▸ EXERCISE DIRECTIONS
Emit the entire listing verbatim.
^^^^^^^^^^^^^^^^
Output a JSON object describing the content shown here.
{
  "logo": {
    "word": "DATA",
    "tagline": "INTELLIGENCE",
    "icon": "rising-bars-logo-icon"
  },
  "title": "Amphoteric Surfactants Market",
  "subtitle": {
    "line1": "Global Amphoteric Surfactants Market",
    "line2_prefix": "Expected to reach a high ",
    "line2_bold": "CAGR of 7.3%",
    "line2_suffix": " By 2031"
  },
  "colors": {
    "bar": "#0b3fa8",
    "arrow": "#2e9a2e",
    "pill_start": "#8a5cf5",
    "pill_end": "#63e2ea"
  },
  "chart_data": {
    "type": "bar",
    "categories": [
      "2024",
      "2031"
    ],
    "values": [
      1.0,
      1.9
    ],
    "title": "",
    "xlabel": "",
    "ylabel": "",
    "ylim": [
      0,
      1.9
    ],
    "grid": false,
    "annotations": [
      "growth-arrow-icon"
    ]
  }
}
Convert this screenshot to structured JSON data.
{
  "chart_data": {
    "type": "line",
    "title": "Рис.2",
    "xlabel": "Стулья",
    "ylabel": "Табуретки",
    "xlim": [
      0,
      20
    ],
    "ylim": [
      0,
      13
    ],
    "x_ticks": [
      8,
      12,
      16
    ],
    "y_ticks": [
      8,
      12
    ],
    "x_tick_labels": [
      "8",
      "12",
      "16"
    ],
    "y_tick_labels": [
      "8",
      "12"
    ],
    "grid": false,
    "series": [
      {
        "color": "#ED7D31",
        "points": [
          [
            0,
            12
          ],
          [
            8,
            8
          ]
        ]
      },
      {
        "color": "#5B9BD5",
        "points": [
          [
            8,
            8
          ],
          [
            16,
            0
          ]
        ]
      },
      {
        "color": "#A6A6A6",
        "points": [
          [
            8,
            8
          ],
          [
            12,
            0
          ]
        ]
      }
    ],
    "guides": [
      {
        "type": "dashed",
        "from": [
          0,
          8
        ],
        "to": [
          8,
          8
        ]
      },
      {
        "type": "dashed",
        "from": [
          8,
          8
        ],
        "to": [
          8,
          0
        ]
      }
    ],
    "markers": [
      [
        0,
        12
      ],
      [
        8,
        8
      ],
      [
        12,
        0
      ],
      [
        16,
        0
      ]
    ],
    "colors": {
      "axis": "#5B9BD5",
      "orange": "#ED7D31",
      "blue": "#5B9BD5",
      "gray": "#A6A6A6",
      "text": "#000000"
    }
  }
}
^^^^^^^^^^^^^^^^
▸ RESULT
Output a JSON object describing the content shown here.
{
  "logo": {
    "word": "DATA",
    "tagline": "INTELLIGENCE",
    "icon": "rising-bars-logo-icon"
  },
  "title": "Amphoteric Surfactants Market",
  "subtitle": {
    "line1": "Global Amphoteric Surfactants Market",
    "line2_prefix": "Expected to reach a high ",
    "line2_bold": "CAGR of 7.3%",
    "line2_suffix": " By 2031"
  },
  "colors": {
    "bar": "#0b3fa8",
    "arrow": "#2e9a2e",
    "pill_start": "#8a5cf5",
    "pill_end": "#63e2ea"
  },
  "chart_data": {
    "type": "bar",
    "categories": [
      "2024",
      "2031"
    ],
    "values": [
      1.0,
      1.9
    ],
    "title": "",
    "xlabel": "",
    "ylabel": "",
    "ylim": [
      0,
      1.9
    ],
    "grid": false,
    "annotations": [
      "growth-arrow-icon"
    ]
  }
}
Convert this screenshot to structured JSON data.
{
  "chart_data": {
    "type": "line",
    "title": "Рис.2",
    "xlabel": "Стулья",
    "ylabel": "Табуретки",
    "xlim": [
      0,
      20
    ],
    "ylim": [
      0,
      13
    ],
    "x_ticks": [
      8,
      12,
      16
    ],
    "y_ticks": [
      8,
      12
    ],
    "x_tick_labels": [
      "8",
      "12",
      "16"
    ],
    "y_tick_labels": [
      "8",
      "12"
    ],
    "grid": false,
    "series": [
      {
        "color": "#ED7D31",
        "points": [
          [
            0,
            12
          ],
          [
            8,
            8
          ]
        ]
      },
      {
        "color": "#5B9BD5",
        "points": [
          [
            8,
            8
          ],
          [
            16,
            0
          ]
        ]
      },
      {
        "color": "#A6A6A6",
        "points": [
          [
            8,
            8
          ],
          [
            12,
            0
          ]
        ]
      }
    ],
    "guides": [
      {
        "type": "dashed",
        "from": [
          0,
          8
        ],
        "to": [
          8,
          8
        ]
      },
      {
        "type": "dashed",
        "from": [
          8,
          8
        ],
        "to": [
          8,
          0
        ]
      }
    ],
    "markers": [
      [
        0,
        12
      ],
      [
        8,
        8
      ],
      [
        12,
        0
      ],
      [
        16,
        0
      ]
    ],
    "colors": {
      "axis": "#5B9BD5",
      "orange": "#ED7D31",
      "blue": "#5B9BD5",
      "gray": "#A6A6A6",
      "text": "#000000"
    }
  }
}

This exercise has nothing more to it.